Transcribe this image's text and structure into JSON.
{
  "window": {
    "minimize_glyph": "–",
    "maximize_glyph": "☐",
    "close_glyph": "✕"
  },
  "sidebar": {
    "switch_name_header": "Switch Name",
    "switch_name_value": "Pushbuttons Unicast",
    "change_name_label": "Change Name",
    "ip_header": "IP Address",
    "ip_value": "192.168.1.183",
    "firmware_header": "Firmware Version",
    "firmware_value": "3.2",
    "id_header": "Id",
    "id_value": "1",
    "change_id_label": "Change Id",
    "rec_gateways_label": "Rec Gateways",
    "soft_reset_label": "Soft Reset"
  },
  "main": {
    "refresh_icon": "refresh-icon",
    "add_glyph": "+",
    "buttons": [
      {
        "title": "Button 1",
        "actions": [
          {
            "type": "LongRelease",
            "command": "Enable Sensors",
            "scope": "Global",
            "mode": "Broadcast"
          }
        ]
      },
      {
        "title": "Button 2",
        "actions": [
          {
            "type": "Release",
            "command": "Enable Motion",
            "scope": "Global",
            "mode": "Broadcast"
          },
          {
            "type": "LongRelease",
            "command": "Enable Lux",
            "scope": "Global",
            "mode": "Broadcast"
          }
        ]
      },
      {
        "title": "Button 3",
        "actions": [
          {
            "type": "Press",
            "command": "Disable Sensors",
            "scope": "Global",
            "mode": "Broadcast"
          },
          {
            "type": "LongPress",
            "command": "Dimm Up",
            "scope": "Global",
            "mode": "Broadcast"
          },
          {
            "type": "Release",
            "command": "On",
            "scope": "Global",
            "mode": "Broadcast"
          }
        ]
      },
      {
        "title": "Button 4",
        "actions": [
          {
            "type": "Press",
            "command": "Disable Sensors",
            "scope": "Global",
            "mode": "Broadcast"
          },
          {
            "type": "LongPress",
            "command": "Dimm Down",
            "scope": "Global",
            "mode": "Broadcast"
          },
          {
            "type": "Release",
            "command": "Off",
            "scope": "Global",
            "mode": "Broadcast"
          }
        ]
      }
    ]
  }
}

....

Give back the whole listing, word for word.

Transcribe this image's text and structure into JSON.
{
  "window": {
    "minimize_glyph": "–",
    "maximize_glyph": "☐",
    "close_glyph": "✕"
  },
  "sidebar": {
    "switch_name_header": "Switch Name",
    "switch_name_value": "Pushbuttons Unicast",
    "change_name_label": "Change Name",
    "ip_header": "IP Address",
    "ip_value": "192.168.1.183",
    "firmware_header": "Firmware Version",
    "firmware_value": "3.2",
    "id_header": "Id",
    "id_value": "1",
    "change_id_label": "Change Id",
    "rec_gateways_label": "Rec Gateways",
    "soft_reset_label": "Soft Reset"
  },
  "main": {
    "refresh_icon": "refresh-icon",
    "add_glyph": "+",
    "buttons": [
      {
        "title": "Button 1",
        "actions": [
          {
            "type": "LongRelease",
            "command": "Enable Sensors",
            "scope": "Global",
            "mode": "Broadcast"
          }
        ]
      },
      {
        "title": "Button 2",
        "actions": [
          {
            "type": "Release",
            "command": "Enable Motion",
            "scope": "Global",
            "mode": "Broadcast"
          },
          {
            "type": "LongRelease",
            "command": "Enable Lux",
            "scope": "Global",
            "mode": "Broadcast"
          }
        ]
      },
      {
        "title": "Button 3",
        "actions": [
          {
            "type": "Press",
            "command": "Disable Sensors",
            "scope": "Global",
            "mode": "Broadcast"
          },
          {
            "type": "LongPress",
            "command": "Dimm Up",
            "scope": "Global",
            "mode": "Broadcast"
          },
          {
            "type": "Release",
            "command": "On",
            "scope": "Global",
            "mode": "Broadcast"
          }
        ]
      },
      {
        "title": "Button 4",
        "actions": [
          {
            "type": "Press",
            "command": "Disable Sensors",
            "scope": "Global",
            "mode": "Broadcast"
          },
          {
            "type": "LongPress",
            "command": "Dimm Down",
            "scope": "Global",
            "mode": "Broadcast"
          },
          {
            "type": "Release",
            "command": "Off",
            "scope": "Global",
            "mode": "Broadcast"
          }
        ]
      }
    ]
  }
}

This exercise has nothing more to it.